▶ _Texte fourni_:
******

Jacob deGrom est coincé entre deux séquences : la sienne et celle de son équipe

Les Mets sont mauvais. Chaque jour qui avance, chaque partie qui se termine, chaque frappeur qui se présente à la plaque renforcent cette assertion. Après avoir ravi 11 victoires lors des 12 premières rencontres de la saison, les New-Yorkais ne cessent de s’enfoncer dans le classement. Depuis leur début trompeur, ils détiennent une fiche de 17-35, qui est en fait flatteuse par rapport à leur jeu sur le terrain.

Jacob deGrom est bon. Chaque séquence de cinq jours qui avance, chaque fois où il marche sur la butte, chaque lancer qu’il effectue renforce cette assertion. On le voyait autrefois comme l’un des bons membres d’une excellente rotation, mais avec les blessures à Noah Syndergaard, le potentiel qui tarde à se concrétiser pour Steven Matz et la déchéance de Matt Harvey, deGrom est maintenant la pièce maîtresse de ce groupe.

Cependant, l’excellent artilleur joue pour les Mets et sa brillance individuelle n’arrive pas à subjuguer la léthargie de son équipe.

******

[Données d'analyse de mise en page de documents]

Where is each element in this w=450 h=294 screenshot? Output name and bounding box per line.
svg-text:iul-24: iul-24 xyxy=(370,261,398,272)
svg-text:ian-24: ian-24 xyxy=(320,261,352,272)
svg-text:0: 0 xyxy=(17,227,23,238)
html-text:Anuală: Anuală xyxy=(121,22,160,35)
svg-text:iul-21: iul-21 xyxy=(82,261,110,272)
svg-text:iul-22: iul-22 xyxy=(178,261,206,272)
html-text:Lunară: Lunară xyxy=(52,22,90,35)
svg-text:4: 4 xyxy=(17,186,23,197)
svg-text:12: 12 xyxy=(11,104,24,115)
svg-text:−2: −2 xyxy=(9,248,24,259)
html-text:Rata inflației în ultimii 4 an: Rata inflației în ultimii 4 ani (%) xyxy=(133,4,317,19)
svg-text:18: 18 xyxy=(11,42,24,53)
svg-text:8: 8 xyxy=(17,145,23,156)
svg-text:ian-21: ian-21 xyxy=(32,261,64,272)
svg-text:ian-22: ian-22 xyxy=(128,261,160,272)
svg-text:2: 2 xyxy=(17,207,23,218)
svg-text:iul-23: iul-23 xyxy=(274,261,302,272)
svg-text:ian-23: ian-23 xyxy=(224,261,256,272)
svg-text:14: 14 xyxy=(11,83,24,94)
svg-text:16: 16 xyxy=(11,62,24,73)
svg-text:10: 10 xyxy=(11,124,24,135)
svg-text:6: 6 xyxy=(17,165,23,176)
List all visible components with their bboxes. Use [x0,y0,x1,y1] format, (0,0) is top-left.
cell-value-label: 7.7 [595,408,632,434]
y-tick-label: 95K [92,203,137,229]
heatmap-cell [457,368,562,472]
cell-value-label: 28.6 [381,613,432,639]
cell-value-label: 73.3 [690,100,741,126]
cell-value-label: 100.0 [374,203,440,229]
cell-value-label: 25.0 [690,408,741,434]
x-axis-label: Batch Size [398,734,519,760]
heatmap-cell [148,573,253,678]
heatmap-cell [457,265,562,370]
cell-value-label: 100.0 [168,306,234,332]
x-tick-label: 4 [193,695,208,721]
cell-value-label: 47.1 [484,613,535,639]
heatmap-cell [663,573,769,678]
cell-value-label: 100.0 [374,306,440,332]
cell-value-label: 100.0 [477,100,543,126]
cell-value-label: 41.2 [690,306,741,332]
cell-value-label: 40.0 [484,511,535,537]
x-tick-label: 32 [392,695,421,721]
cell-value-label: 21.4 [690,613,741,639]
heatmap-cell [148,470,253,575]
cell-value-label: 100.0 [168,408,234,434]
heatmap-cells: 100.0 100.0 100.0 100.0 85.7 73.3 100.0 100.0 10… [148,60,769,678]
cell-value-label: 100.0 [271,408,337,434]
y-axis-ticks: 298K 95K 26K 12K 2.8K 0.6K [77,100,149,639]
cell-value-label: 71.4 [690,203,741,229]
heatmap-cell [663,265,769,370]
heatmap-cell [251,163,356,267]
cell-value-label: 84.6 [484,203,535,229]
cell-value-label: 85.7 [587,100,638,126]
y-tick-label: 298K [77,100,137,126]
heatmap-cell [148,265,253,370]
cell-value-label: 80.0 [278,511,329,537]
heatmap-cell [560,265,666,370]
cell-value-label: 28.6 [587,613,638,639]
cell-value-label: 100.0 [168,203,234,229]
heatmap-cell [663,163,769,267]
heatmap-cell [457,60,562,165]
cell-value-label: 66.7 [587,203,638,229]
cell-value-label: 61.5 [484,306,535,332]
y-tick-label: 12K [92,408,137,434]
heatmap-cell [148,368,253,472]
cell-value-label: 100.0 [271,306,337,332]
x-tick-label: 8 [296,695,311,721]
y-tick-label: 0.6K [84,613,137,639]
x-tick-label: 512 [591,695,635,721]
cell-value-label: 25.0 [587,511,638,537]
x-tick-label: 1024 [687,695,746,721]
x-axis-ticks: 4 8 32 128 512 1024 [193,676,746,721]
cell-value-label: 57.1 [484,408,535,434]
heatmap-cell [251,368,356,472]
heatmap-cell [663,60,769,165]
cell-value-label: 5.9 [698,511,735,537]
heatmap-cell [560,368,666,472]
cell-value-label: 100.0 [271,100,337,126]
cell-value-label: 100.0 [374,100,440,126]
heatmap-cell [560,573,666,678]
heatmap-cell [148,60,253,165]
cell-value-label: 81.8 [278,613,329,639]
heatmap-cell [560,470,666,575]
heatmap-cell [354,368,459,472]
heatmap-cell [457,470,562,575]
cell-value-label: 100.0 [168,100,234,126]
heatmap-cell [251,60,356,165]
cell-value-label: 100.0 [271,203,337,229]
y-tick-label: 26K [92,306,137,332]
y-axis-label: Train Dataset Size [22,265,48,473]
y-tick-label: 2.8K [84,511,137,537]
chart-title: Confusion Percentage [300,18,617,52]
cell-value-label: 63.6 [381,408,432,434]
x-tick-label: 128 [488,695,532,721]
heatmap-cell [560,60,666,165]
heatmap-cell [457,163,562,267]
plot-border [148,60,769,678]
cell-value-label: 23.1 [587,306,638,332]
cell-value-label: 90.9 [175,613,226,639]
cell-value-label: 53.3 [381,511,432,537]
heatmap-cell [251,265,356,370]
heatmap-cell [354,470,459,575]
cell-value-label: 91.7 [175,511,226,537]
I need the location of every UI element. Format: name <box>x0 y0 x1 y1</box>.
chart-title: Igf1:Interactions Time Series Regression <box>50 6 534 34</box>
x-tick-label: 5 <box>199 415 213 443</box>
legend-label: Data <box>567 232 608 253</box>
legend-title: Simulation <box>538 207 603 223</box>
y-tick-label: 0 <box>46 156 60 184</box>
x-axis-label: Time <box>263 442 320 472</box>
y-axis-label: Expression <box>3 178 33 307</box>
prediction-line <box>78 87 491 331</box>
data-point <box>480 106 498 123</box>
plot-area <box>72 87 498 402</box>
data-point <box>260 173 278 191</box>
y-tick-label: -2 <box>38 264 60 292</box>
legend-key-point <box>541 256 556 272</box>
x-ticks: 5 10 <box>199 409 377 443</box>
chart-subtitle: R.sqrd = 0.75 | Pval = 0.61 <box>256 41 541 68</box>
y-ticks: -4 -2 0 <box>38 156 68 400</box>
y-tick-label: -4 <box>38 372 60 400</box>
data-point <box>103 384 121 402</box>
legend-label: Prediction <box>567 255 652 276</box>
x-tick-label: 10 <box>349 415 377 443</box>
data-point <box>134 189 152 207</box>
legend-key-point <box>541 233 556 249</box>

******

▶ _Consignes à suivre_:
[1] Citez tous les joueurs nommés dans le texte sur Jacob deGrom et les Mets.
[2] Poursuivez le texte sur Jacob deGrom et les Mets après sa dernière phrase.

▶ _Réponses aux consignes_:
[1] Jacob deGrom, Noah Syndergaard, Steven Matz, Matt Harvey

[2]
Un non-appui offensif

Lors des 11 derniers départs du partant deGrom, les Mets affichent un rendement de deux victoires et neuf défaites, soit un pourcentage de défaite encore pire que leur séquence globale depuis le 14 avril.

L’apport offensif que les frappeurs des Mets ont fourni pendant ces 11 matchs est de 2,3 points par joute et ils n’ont marqué que 11 points lors des huit derniers! Tout cela a culminé hier après-midi à Atlanta, alors que les Mets n’ont pas frappé en lieu sûr avant la septième manche. Pendant ce temps, deGrom accordait un point en sept manches de travail, un petit point qui sera suffisant pour ajouter une défaite à sa fiche.

C’est simple, le droitier doit pratiquement être parfait s’il veut obtenir le gain.

Un rendement de Cy Young

Évidemment, deGrom n’a pas été parfait durant cette même séquence de 11 matchs. Mais pas loin. Pendant que les frappeurs ne lui produisaient que 25 points, lui en accordait seulement neuf. Il y a bien eu ce match où il a été retiré après une manche par mesure préventive ou celui auparavant où l’on a redouté une blessure à une épaule après la quatrième manche.

En 14 départs cette saison, Jacob deGrom montre une fiche de 4-2, dont seulement 2-2 durant son étincelante séquence. (Jasen Vinlove/USA TODAY Sports)

Pour le reste, il s’est montré impérial : au moins sept retraits au bâton à chacun de ses autres départs, dont trois de 13 passes dans la mitaine, jamais plus de trois buts sur balles dans un même match et une seule fois plus de deux points accordés le 16 avril contre les Nationals où il alloua… trois points!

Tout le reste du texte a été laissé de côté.